• _Required work_
Can you transcribe every line exactly and leave the pictures behind?

-- BEGIN --

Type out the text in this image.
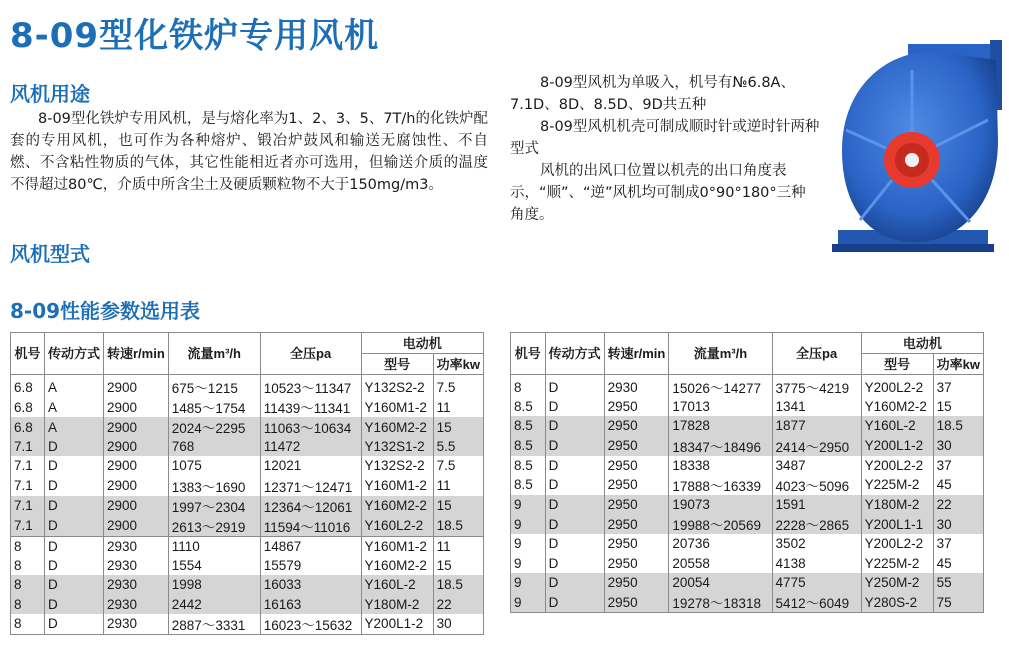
8-09型化铁炉专用风机
风机用途

8-09型化铁炉专用风机，是与熔化率为1、2、3、5、7T/h的化铁炉配套的专用风机，也可作为各种熔炉、锻冶炉鼓风和输送无腐蚀性、不自燃、不含粘性物质的气体，其它性能相近者亦可选用，但输送介质的温度不得超过80℃，介质中所含尘土及硬质颗粒物不大于150mg/m3。

风机型式

8-09型风机为单吸入，机号有№6.8A、7.1D、8D、8.5D、9D共五种

8-09型风机机壳可制成顺时针或逆时针两种型式

风机的出风口位置以机壳的出口角度表示，“顺”、“逆”风机均可制成0°90°180°三种角度。

8-09性能参数选用表
机号	传动方式	转速r/min	流量m³/h	全压pa	电动机	
					型号	功率kw
6.8	A	2900	675～1215	10523～11347	Y132S2-2	7.5
6.8	A	2900	1485～1754	11439～11341	Y160M1-2	11
6.8	A	2900	2024～2295	11063～10634	Y160M2-2	15
7.1	D	2900	768	11472	Y132S1-2	5.5
7.1	D	2900	1075	12021	Y132S2-2	7.5
7.1	D	2900	1383～1690	12371～12471	Y160M1-2	11
7.1	D	2900	1997～2304	12364～12061	Y160M2-2	15
7.1	D	2900	2613～2919	11594～11016	Y160L2-2	18.5
8	D	2930	1110	14867	Y160M1-2	11
8	D	2930	1554	15579	Y160M2-2	15
8	D	2930	1998	16033	Y160L-2	18.5
8	D	2930	2442	16163	Y180M-2	22
8	D	2930	2887～3331	16023～15632	Y200L1-2	30
机号	传动方式	转速r/min	流量m³/h	全压pa	电动机	
					型号	功率kw
8	D	2930	15026～14277	3775～4219	Y200L2-2	37
8.5	D	2950	17013	1341	Y160M2-2	15
8.5	D	2950	17828	1877	Y160L-2	18.5
8.5	D	2950	18347～18496	2414～2950	Y200L1-2	30
8.5	D	2950	18338	3487	Y200L2-2	37
8.5	D	2950	17888～16339	4023～5096	Y225M-2	45
9	D	2950	19073	1591	Y180M-2	22
9	D	2950	19988～20569	2228～2865	Y200L1-1	30
9	D	2950	20736	3502	Y200L2-2	37
9	D	2950	20558	4138	Y225M-2	45
9	D	2950	20054	4775	Y250M-2	55
9	D	2950	19278～18318	5412～6049	Y280S-2	75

-- END --

• _Exercise response_
Type out the text in this image.
8-09型化铁炉专用风机
风机用途

8-09型化铁炉专用风机，是与熔化率为1、2、3、5、7T/h的化铁炉配套的专用风机，也可作为各种熔炉、锻冶炉鼓风和输送无腐蚀性、不自燃、不含粘性物质的气体，其它性能相近者亦可选用，但输送介质的温度不得超过80℃，介质中所含尘土及硬质颗粒物不大于150mg/m3。

风机型式

8-09型风机为单吸入，机号有№6.8A、7.1D、8D、8.5D、9D共五种

8-09型风机机壳可制成顺时针或逆时针两种型式

风机的出风口位置以机壳的出口角度表示，“顺”、“逆”风机均可制成0°90°180°三种角度。

8-09性能参数选用表
机号	传动方式	转速r/min	流量m³/h	全压pa	电动机	
					型号	功率kw
6.8	A	2900	675～1215	10523～11347	Y132S2-2	7.5
6.8	A	2900	1485～1754	11439～11341	Y160M1-2	11
6.8	A	2900	2024～2295	11063～10634	Y160M2-2	15
7.1	D	2900	768	11472	Y132S1-2	5.5
7.1	D	2900	1075	12021	Y132S2-2	7.5
7.1	D	2900	1383～1690	12371～12471	Y160M1-2	11
7.1	D	2900	1997～2304	12364～12061	Y160M2-2	15
7.1	D	2900	2613～2919	11594～11016	Y160L2-2	18.5
8	D	2930	1110	14867	Y160M1-2	11
8	D	2930	1554	15579	Y160M2-2	15
8	D	2930	1998	16033	Y160L-2	18.5
8	D	2930	2442	16163	Y180M-2	22
8	D	2930	2887～3331	16023～15632	Y200L1-2	30
机号	传动方式	转速r/min	流量m³/h	全压pa	电动机	
					型号	功率kw
8	D	2930	15026～14277	3775～4219	Y200L2-2	37
8.5	D	2950	17013	1341	Y160M2-2	15
8.5	D	2950	17828	1877	Y160L-2	18.5
8.5	D	2950	18347～18496	2414～2950	Y200L1-2	30
8.5	D	2950	18338	3487	Y200L2-2	37
8.5	D	2950	17888～16339	4023～5096	Y225M-2	45
9	D	2950	19073	1591	Y180M-2	22
9	D	2950	19988～20569	2228～2865	Y200L1-1	30
9	D	2950	20736	3502	Y200L2-2	37
9	D	2950	20558	4138	Y225M-2	45
9	D	2950	20054	4775	Y250M-2	55
9	D	2950	19278～18318	5412～6049	Y280S-2	75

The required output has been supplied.